══ MATERIALS PROVIDED ══
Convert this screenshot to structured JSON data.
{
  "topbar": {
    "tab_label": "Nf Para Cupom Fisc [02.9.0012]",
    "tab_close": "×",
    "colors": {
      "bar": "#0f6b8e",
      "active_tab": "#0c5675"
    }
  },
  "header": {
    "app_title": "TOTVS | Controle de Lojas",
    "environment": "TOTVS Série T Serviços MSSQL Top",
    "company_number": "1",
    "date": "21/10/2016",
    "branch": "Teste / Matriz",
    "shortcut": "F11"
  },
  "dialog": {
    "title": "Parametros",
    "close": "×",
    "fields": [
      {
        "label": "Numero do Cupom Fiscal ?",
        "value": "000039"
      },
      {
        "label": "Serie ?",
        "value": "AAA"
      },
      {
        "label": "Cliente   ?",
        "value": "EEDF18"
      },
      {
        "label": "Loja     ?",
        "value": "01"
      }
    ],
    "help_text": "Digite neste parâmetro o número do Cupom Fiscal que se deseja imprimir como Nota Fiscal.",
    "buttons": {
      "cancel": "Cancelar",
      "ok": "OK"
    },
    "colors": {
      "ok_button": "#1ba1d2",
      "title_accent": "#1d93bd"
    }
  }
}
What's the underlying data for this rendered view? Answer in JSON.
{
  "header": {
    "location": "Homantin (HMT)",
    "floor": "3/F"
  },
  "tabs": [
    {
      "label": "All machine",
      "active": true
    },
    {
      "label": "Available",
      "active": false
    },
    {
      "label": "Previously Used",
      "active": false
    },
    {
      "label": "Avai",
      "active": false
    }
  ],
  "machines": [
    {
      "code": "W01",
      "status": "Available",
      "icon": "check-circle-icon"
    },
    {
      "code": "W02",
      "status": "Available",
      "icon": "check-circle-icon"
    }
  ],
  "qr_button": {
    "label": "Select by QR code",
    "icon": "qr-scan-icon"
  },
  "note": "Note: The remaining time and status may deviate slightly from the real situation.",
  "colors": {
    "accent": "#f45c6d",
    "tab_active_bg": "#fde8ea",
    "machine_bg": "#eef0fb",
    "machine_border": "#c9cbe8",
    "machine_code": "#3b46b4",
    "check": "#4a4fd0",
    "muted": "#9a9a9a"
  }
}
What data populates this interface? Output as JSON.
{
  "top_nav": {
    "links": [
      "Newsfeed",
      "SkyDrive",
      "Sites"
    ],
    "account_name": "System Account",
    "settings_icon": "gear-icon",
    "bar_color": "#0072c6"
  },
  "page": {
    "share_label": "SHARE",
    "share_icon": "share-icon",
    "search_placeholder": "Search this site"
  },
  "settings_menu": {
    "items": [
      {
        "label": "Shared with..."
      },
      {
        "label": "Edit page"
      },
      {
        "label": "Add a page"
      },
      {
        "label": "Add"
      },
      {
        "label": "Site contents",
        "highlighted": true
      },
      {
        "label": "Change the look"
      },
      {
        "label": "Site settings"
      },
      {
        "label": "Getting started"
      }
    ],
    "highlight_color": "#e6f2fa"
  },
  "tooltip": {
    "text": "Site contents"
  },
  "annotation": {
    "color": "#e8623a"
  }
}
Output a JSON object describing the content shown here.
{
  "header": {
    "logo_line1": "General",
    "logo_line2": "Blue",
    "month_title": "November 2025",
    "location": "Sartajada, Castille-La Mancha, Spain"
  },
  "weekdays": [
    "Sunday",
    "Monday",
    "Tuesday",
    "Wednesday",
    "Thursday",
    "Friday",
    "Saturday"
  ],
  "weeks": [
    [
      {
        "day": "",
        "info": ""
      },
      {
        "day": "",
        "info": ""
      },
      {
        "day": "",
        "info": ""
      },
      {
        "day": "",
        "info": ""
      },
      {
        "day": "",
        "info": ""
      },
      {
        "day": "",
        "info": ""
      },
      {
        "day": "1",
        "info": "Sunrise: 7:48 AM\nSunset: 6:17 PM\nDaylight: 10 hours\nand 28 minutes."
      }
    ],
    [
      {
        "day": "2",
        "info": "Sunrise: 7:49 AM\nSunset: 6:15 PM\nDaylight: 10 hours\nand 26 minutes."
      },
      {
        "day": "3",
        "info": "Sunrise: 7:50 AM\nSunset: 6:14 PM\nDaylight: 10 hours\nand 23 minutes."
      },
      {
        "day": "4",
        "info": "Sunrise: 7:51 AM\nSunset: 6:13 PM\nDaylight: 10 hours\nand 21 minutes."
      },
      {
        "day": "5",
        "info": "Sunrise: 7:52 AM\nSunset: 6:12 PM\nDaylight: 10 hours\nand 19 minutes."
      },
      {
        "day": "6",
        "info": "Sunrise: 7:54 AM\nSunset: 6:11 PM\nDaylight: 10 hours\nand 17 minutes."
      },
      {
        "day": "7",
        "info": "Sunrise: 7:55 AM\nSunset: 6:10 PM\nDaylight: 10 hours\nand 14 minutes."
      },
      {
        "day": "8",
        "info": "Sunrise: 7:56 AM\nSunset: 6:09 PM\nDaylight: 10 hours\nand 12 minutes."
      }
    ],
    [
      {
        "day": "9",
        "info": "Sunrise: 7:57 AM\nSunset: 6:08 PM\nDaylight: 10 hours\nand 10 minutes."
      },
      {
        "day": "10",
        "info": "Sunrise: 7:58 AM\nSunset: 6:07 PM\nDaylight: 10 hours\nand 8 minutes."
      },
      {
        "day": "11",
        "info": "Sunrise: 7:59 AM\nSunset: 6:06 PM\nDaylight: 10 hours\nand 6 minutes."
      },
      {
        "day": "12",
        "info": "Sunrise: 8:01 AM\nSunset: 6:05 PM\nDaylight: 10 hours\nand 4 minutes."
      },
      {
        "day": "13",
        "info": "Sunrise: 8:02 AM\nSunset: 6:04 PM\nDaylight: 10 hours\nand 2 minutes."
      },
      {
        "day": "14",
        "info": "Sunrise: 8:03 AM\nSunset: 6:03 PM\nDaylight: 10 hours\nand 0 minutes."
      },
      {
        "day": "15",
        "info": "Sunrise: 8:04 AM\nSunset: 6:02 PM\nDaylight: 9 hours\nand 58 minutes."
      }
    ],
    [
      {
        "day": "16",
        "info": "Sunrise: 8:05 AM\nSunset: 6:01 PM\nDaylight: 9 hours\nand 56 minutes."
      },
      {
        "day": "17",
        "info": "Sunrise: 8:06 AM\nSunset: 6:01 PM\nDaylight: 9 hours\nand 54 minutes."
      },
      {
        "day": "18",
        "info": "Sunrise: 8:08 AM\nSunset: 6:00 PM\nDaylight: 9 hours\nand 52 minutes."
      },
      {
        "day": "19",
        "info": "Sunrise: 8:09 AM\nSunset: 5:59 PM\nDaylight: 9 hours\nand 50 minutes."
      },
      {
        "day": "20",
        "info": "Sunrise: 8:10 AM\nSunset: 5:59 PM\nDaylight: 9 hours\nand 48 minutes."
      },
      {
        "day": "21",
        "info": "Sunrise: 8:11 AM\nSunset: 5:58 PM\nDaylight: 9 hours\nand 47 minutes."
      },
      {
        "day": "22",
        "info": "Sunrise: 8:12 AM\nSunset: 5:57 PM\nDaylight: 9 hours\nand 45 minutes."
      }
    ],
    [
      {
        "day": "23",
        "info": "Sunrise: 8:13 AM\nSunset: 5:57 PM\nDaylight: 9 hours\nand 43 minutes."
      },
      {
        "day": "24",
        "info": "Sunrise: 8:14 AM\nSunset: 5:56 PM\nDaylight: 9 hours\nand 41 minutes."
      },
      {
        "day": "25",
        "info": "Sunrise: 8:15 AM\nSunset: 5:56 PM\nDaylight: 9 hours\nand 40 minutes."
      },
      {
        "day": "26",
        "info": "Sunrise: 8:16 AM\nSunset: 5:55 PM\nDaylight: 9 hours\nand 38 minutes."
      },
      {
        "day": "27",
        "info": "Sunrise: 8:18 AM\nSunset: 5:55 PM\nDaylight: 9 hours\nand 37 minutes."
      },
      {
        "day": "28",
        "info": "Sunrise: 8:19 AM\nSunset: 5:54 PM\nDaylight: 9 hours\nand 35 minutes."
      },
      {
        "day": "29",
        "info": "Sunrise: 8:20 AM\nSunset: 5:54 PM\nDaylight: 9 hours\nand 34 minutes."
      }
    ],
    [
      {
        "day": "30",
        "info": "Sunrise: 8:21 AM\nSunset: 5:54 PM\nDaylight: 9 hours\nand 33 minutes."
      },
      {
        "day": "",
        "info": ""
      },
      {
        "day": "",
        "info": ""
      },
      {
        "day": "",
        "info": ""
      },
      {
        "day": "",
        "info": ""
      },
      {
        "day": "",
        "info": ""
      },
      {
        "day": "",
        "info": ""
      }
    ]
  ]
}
═══
TASK: From the records above, pick out and copy each line holding the word "value".

EXERCISE ANSWER:
        "value": "000039"
        "value": "AAA"
        "value": "EEDF18"
        "value": "01"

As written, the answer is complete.